• **WHAT NEEDS TO BE DONE**:
Review the lines that follow and copy each one that contains the word "Resources".

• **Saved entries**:

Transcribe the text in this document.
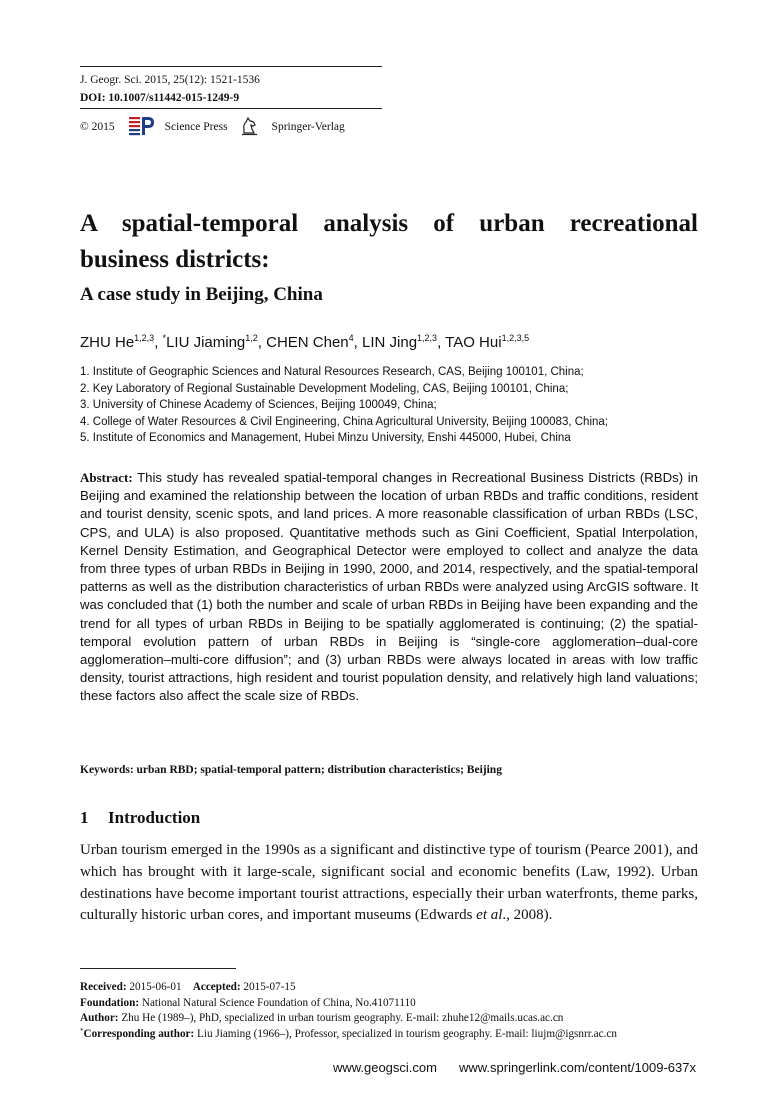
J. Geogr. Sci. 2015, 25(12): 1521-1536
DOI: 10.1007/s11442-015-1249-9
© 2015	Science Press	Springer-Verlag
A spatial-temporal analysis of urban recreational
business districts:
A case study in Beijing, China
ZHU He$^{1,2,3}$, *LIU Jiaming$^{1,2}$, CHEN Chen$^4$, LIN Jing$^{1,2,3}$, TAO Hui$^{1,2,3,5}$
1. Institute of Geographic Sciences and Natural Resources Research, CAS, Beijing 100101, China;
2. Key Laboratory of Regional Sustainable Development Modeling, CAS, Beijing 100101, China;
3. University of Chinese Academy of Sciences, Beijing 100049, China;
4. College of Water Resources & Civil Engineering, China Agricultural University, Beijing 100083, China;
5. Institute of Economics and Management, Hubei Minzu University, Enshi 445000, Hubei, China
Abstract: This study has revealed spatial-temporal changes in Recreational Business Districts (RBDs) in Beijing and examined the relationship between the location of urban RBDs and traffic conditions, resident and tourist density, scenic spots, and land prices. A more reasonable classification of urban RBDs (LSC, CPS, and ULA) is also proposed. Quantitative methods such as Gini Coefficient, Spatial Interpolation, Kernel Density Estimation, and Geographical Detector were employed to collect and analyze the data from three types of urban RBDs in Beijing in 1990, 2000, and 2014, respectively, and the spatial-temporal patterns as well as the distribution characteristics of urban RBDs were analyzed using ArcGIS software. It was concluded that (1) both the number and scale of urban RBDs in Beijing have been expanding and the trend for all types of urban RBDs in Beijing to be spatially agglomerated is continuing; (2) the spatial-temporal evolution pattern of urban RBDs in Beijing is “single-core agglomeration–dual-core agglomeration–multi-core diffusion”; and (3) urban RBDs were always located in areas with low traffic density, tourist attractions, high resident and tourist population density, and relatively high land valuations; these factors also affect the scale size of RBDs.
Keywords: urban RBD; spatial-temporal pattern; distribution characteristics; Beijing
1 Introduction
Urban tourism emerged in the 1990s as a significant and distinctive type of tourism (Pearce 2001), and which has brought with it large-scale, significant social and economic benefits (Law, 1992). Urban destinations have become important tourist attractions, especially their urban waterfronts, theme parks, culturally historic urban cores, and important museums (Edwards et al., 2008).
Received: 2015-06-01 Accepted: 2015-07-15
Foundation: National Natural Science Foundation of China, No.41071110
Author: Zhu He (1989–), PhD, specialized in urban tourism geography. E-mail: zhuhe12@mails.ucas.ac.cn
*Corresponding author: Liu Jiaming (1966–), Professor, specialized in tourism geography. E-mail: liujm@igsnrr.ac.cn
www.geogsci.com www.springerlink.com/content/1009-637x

• **SOLUTION TO THIS TASK**:
1. Institute of Geographic Sciences and Natural Resources Research, CAS, Beijing 100101, China;
4. College of Water Resources & Civil Engineering, China Agricultural University, Beijing 100083, China;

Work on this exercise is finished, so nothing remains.